— BEGIN Data for this task —
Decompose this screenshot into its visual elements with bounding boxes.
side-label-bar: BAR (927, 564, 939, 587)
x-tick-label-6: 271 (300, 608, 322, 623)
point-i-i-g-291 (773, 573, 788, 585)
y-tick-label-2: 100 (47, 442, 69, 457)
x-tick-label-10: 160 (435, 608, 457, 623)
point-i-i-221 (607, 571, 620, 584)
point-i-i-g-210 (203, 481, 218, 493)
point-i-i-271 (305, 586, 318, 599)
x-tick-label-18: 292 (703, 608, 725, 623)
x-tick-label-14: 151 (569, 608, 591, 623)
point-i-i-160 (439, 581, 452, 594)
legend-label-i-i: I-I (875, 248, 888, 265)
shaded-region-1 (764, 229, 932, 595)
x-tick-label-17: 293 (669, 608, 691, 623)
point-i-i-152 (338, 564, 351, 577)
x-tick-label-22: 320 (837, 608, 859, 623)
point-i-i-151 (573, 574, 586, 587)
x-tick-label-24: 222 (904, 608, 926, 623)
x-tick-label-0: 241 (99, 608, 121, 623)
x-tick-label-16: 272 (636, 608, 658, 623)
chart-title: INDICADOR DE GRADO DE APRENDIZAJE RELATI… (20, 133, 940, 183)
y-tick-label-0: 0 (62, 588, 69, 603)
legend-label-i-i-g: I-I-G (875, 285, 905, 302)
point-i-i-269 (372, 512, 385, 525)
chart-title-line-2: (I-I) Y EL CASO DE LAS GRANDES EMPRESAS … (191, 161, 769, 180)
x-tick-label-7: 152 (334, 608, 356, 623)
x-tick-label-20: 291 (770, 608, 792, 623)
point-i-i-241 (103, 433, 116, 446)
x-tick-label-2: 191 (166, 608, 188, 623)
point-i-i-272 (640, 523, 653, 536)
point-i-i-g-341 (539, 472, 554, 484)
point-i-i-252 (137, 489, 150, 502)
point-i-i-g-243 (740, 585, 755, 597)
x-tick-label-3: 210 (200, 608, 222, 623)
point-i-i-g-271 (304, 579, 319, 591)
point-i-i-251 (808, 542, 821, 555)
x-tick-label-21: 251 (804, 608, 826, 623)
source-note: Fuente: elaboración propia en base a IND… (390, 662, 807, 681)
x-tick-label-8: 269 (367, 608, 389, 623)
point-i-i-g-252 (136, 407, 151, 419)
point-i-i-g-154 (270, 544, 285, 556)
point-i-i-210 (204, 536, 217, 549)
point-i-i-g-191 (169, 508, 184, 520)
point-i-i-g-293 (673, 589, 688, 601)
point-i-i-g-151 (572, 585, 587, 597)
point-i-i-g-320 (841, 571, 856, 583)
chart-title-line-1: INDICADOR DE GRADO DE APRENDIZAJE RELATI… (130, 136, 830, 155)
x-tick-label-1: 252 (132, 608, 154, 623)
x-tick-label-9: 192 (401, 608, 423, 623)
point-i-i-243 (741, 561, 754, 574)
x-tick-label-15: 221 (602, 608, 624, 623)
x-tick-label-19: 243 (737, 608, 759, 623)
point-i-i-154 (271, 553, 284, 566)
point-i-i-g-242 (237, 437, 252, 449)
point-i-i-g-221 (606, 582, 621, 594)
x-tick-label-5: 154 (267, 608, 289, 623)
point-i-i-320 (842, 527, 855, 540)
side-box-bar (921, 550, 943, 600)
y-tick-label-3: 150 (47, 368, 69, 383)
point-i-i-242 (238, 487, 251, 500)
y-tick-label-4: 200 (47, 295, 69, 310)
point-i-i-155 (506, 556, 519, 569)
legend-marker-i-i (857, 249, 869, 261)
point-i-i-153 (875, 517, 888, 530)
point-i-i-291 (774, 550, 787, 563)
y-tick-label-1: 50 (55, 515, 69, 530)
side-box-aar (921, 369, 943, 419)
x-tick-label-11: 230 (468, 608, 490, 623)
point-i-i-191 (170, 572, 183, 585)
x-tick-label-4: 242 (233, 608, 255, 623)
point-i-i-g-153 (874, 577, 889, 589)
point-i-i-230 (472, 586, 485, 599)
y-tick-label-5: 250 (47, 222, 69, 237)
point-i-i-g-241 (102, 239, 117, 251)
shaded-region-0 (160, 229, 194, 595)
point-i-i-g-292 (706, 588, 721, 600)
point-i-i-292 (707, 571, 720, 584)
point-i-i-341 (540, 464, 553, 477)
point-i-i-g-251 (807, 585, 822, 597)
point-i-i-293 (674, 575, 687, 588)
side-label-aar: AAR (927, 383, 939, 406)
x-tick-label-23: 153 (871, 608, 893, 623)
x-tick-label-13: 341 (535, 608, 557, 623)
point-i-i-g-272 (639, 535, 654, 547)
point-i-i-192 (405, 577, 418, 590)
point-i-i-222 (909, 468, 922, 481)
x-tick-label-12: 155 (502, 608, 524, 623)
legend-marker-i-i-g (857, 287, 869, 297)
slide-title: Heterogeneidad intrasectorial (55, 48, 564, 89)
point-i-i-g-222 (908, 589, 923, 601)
— END Data for this task —
Written request:
Quote the records from their first line through the line that contains "x-tick-label-20: 291 (770, 608, 792, 623)", including both of those lines.

Expected output:
Decompose this screenshot into its visual elements with bounding boxes.
side-label-bar: BAR (927, 564, 939, 587)
x-tick-label-6: 271 (300, 608, 322, 623)
point-i-i-g-291 (773, 573, 788, 585)
y-tick-label-2: 100 (47, 442, 69, 457)
x-tick-label-10: 160 (435, 608, 457, 623)
point-i-i-221 (607, 571, 620, 584)
point-i-i-g-210 (203, 481, 218, 493)
point-i-i-271 (305, 586, 318, 599)
x-tick-label-18: 292 (703, 608, 725, 623)
x-tick-label-14: 151 (569, 608, 591, 623)
point-i-i-160 (439, 581, 452, 594)
legend-label-i-i: I-I (875, 248, 888, 265)
shaded-region-1 (764, 229, 932, 595)
x-tick-label-17: 293 (669, 608, 691, 623)
point-i-i-152 (338, 564, 351, 577)
x-tick-label-22: 320 (837, 608, 859, 623)
point-i-i-151 (573, 574, 586, 587)
x-tick-label-24: 222 (904, 608, 926, 623)
x-tick-label-0: 241 (99, 608, 121, 623)
x-tick-label-16: 272 (636, 608, 658, 623)
chart-title: INDICADOR DE GRADO DE APRENDIZAJE RELATI… (20, 133, 940, 183)
y-tick-label-0: 0 (62, 588, 69, 603)
legend-label-i-i-g: I-I-G (875, 285, 905, 302)
point-i-i-269 (372, 512, 385, 525)
chart-title-line-2: (I-I) Y EL CASO DE LAS GRANDES EMPRESAS … (191, 161, 769, 180)
x-tick-label-7: 152 (334, 608, 356, 623)
x-tick-label-20: 291 (770, 608, 792, 623)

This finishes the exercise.